→ **What you should do**: In the listing that follows, how many lines contain "text"? Give the number only.

→ **Records for processing**:
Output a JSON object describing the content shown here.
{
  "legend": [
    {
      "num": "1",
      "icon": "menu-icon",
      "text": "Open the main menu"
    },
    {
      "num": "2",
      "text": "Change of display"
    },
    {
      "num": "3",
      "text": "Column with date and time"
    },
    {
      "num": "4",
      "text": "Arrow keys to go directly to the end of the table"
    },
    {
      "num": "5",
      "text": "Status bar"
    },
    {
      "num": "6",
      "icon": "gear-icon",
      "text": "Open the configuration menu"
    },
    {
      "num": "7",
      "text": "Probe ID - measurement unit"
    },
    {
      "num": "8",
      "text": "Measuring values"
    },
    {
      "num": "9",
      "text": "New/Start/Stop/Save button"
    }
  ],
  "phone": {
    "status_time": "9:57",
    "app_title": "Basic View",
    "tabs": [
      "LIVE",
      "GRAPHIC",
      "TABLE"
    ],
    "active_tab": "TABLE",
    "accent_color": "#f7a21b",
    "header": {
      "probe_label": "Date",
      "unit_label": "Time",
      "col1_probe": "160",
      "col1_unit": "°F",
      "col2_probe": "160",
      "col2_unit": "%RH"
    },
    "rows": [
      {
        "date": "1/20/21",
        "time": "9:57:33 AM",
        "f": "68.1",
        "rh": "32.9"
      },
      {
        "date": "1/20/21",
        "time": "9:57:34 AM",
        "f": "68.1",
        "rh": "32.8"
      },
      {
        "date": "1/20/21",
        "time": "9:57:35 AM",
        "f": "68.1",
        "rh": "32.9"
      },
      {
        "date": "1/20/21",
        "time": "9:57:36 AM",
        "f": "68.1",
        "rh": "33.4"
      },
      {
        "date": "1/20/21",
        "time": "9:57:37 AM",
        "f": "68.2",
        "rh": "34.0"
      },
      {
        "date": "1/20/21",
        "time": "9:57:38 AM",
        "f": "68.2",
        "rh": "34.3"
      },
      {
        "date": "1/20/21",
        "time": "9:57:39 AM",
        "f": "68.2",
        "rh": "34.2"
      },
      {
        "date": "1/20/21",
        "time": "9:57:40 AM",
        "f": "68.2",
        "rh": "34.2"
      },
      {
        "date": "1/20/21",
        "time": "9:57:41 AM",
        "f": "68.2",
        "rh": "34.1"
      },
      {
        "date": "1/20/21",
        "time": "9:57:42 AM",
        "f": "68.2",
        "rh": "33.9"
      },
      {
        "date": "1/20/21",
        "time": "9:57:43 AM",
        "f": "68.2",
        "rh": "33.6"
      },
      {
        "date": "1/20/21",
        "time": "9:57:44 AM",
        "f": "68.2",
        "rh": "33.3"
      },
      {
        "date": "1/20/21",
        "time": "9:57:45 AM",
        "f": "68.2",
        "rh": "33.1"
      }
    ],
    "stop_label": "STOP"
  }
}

→ **Exercise solution**: 9